--- COSA FARE ---
Indica se ciascuna affermazione concorda con la discussione su «roca boluda»: (a) carlito84 dice che il testo è ambientato in Messico; (b) Neuromante afferma che "bolado" si usa in Messico; (c) cacarulo dice di aver cercato su Google prima di rispondere. Rispondi sì o no e cita tra virgolette le parole decisive della discussione.

# Roca boluda



## carlito84

Ciao a tutti.
In un testo ambientato in Messico ho trovato questa espressione nella descrizione di un luogo in cui il personaggio principale va per fumarsi in pace una canna:

*Una roca boluda. La compañía era un árbol parecido a un mezquite: tristeza de ramajes y de hojas.


Una roccia sferica* -sarebbe letteralmente... però non mi convince-. *La compagnia era un albero simile a un mezquite *(in italiano non esiste una corrispondenza)*: tristezza di rami e foglie.*
Ci sono altri significati per *roca*?
*Boludo* in questo caso viene da *bola*?

Attendo le vs. risposte, grazie!!!


----------



## Neuromante

El, texto está ambientado en Méjico ¿Pero de donde son el escritor y el personaje? Porque "bolado"se usa en Argentina, no en Méjico


----------



## carlito84

*Norte de México, pero... ya que estamos... qué significa en Argentina?*



Neuromante said:


> El, texto está ambientado en Méjico ¿Pero de donde son el escritor y el personaje? Porque "bolado"se usa en Argentina, no en Méjico


----------



## cacarulo

Es un libro de Juan Rulfo, supongo/recuerdo sin googlear. 
Boludo, con forma de bola, en este caso mexicano, si no recuerdo mal las notas de esa edición de El llano en llamas y/o Pedro Páramo.

--- RIGHE DI DATI ---
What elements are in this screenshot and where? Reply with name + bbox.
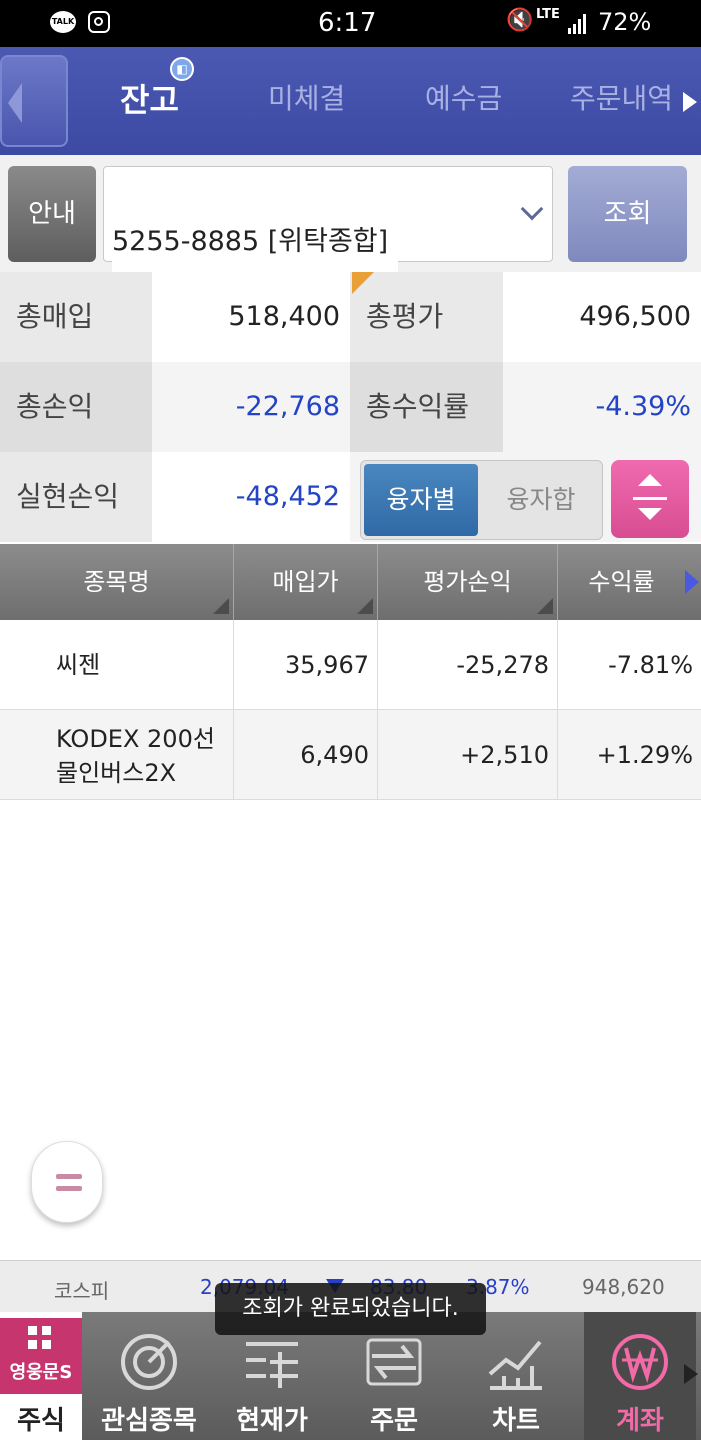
signal-icon (568, 12, 590, 34)
floating-menu-button[interactable] (31, 1141, 103, 1223)
header-label: 평가손익 (423, 568, 512, 596)
arrow-down-icon (638, 508, 662, 520)
loan-toggle: 융자별 융자합 (360, 460, 603, 540)
header-stock-name[interactable]: 종목명 (0, 544, 234, 620)
buy-price: 35,967 (234, 620, 378, 710)
stock-name: KODEX 200선 물인버스2X (0, 710, 234, 800)
tab-deposit[interactable]: 예수금 (425, 77, 502, 117)
nav-stock[interactable]: 영웅문S 주식 (0, 1312, 82, 1440)
realized-pl-value: -48,452 (152, 452, 350, 542)
total-buy-label: 총매입 (0, 272, 152, 362)
stock-name: 씨젠 (0, 620, 234, 710)
nav-label: 계좌 (616, 1406, 664, 1436)
won-currency-icon (612, 1334, 668, 1390)
tab-balance[interactable]: 잔고 (120, 75, 179, 121)
realized-pl-label: 실현손익 (0, 452, 152, 542)
menu-line-icon (56, 1186, 82, 1191)
return-rate: -7.81% (608, 651, 693, 679)
toast-message: 조회가 완료되었습니다. (215, 1283, 486, 1335)
total-buy-value: 518,400 (152, 272, 350, 362)
order-swap-icon (366, 1338, 422, 1386)
kakaotalk-icon: TALK (50, 11, 76, 33)
eval-pl: +2,510 (378, 710, 558, 800)
expand-collapse-button[interactable] (611, 460, 689, 538)
sort-corner-icon (537, 598, 553, 614)
app-root: TALK 6:17 🔇 LTE 72% 잔고 ◧ 미체결 예수금 주문내역 안내… (0, 0, 701, 1440)
sort-corner-icon (357, 598, 373, 614)
network-label: LTE (536, 7, 560, 22)
tab-more-arrow-icon[interactable] (683, 92, 697, 112)
account-select[interactable]: 5255-8885 [위탁종합] (103, 166, 553, 287)
return-rate: +1.29% (596, 741, 693, 769)
header-label: 종목명 (83, 568, 150, 596)
header-buy-price[interactable]: 매입가 (234, 544, 378, 620)
loan-by-item-toggle[interactable]: 융자별 (364, 464, 478, 536)
table-row[interactable]: KODEX 200선 물인버스2X 6,490 +2,510 +1.29% (0, 710, 701, 800)
table-header: 종목명 매입가 평가손익 수익률 (0, 544, 701, 620)
nav-label: 차트 (492, 1406, 540, 1436)
nav-label: 주식 (17, 1406, 65, 1436)
eval-pl: -25,278 (378, 620, 558, 710)
loan-sum-toggle[interactable]: 융자합 (483, 464, 599, 536)
nav-more-arrow-icon[interactable] (684, 1364, 698, 1384)
back-button[interactable] (0, 55, 68, 147)
watchlist-icon (121, 1334, 177, 1390)
ticker-index-name: 코스피 (54, 1279, 110, 1303)
battery-level: 72% (598, 8, 652, 36)
mute-icon: 🔇 (506, 8, 534, 33)
header-label: 수익률 (588, 568, 655, 596)
menu-line-icon (56, 1174, 82, 1179)
table-row[interactable]: 씨젠 35,967 -25,278 -7.81% (0, 620, 701, 710)
account-row: 안내 5255-8885 [위탁종합] 조회 (0, 155, 701, 287)
tab-order-history[interactable]: 주문내역 (570, 77, 673, 117)
chart-icon (488, 1340, 542, 1390)
status-time: 6:17 (318, 8, 377, 38)
header-label: 매입가 (272, 568, 339, 596)
status-bar: TALK 6:17 🔇 LTE 72% (0, 0, 701, 47)
divider-line (633, 497, 667, 500)
total-eval-value: 496,500 (503, 272, 701, 362)
app-logo: 영웅문S (0, 1318, 82, 1394)
ticker-volume: 948,620 (582, 1275, 665, 1299)
arrow-up-icon (638, 474, 662, 486)
header-return-rate[interactable]: 수익률 (558, 544, 701, 620)
nav-account[interactable]: 계좌 (584, 1312, 696, 1440)
current-price-icon (246, 1342, 298, 1388)
total-return-value: -4.39% (503, 362, 701, 452)
nav-watchlist[interactable]: 관심종목 (96, 1312, 202, 1440)
info-button[interactable]: 안내 (8, 166, 96, 262)
tab-bar: 잔고 ◧ 미체결 예수금 주문내역 (0, 47, 701, 155)
sort-corner-icon (213, 598, 229, 614)
grid-icon (28, 1326, 52, 1350)
total-return-label: 총수익률 (350, 362, 503, 452)
nav-label: 주문 (370, 1406, 418, 1436)
instagram-icon (88, 11, 110, 33)
nav-label: 현재가 (236, 1406, 308, 1436)
header-eval-pl[interactable]: 평가손익 (378, 544, 558, 620)
next-column-arrow-icon[interactable] (685, 570, 699, 594)
query-button[interactable]: 조회 (568, 166, 687, 262)
nav-label: 관심종목 (101, 1406, 197, 1436)
logo-text: 영웅문S (9, 1362, 73, 1383)
info-badge-icon: ◧ (170, 57, 194, 81)
total-pl-value: -22,768 (152, 362, 350, 452)
total-pl-label: 총손익 (0, 362, 152, 452)
summary-grid: 총매입 518,400 총평가 496,500 총손익 -22,768 총수익률… (0, 272, 701, 544)
buy-price: 6,490 (234, 710, 378, 800)
tab-unfilled[interactable]: 미체결 (268, 77, 345, 117)
corner-marker (352, 272, 374, 294)
chevron-down-icon (520, 197, 544, 221)
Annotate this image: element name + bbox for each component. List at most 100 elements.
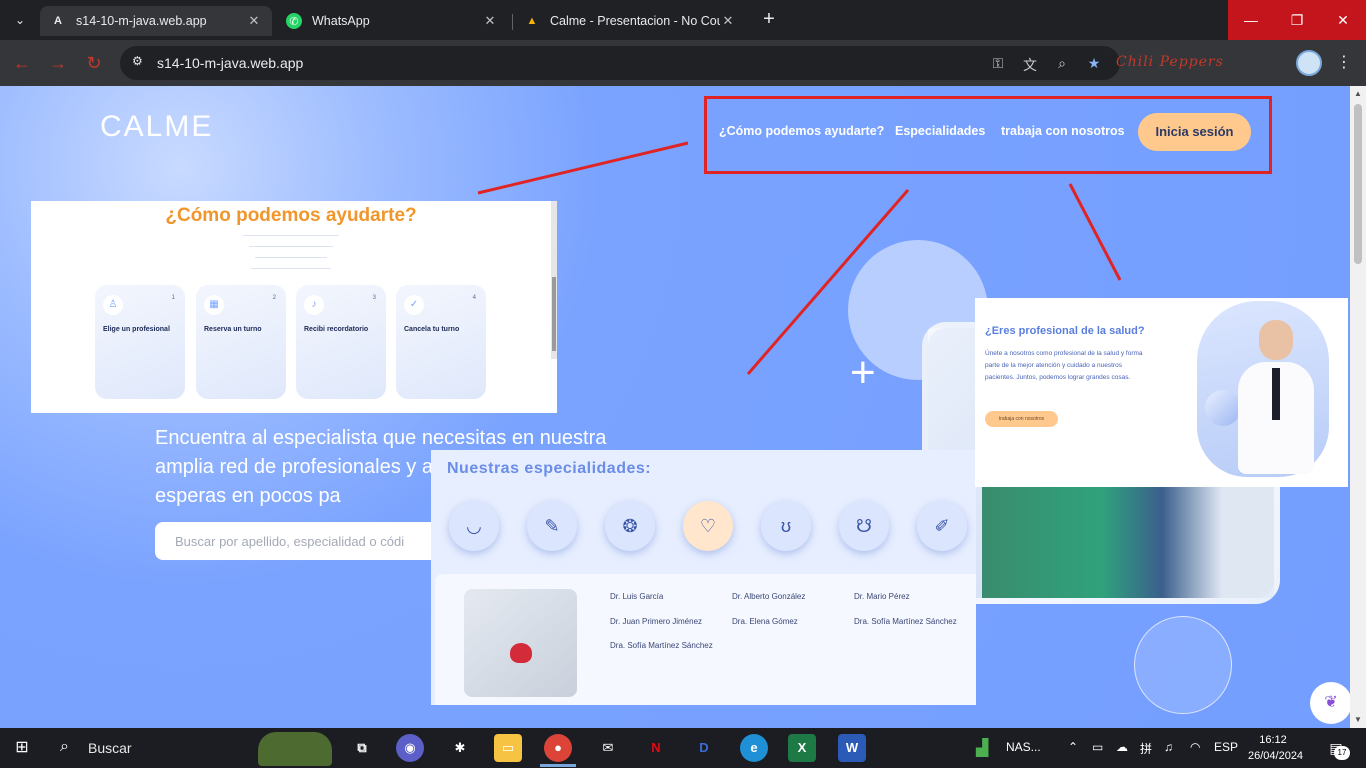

--- RISULTATO ESERCIZIO ---
(a) Sì: «In un testo ambientato in Messico».
(b) No: «Porque "bolado"se usa en Argentina, no en Méjico».
(c) No: «supongo/recuerdo sin googlear».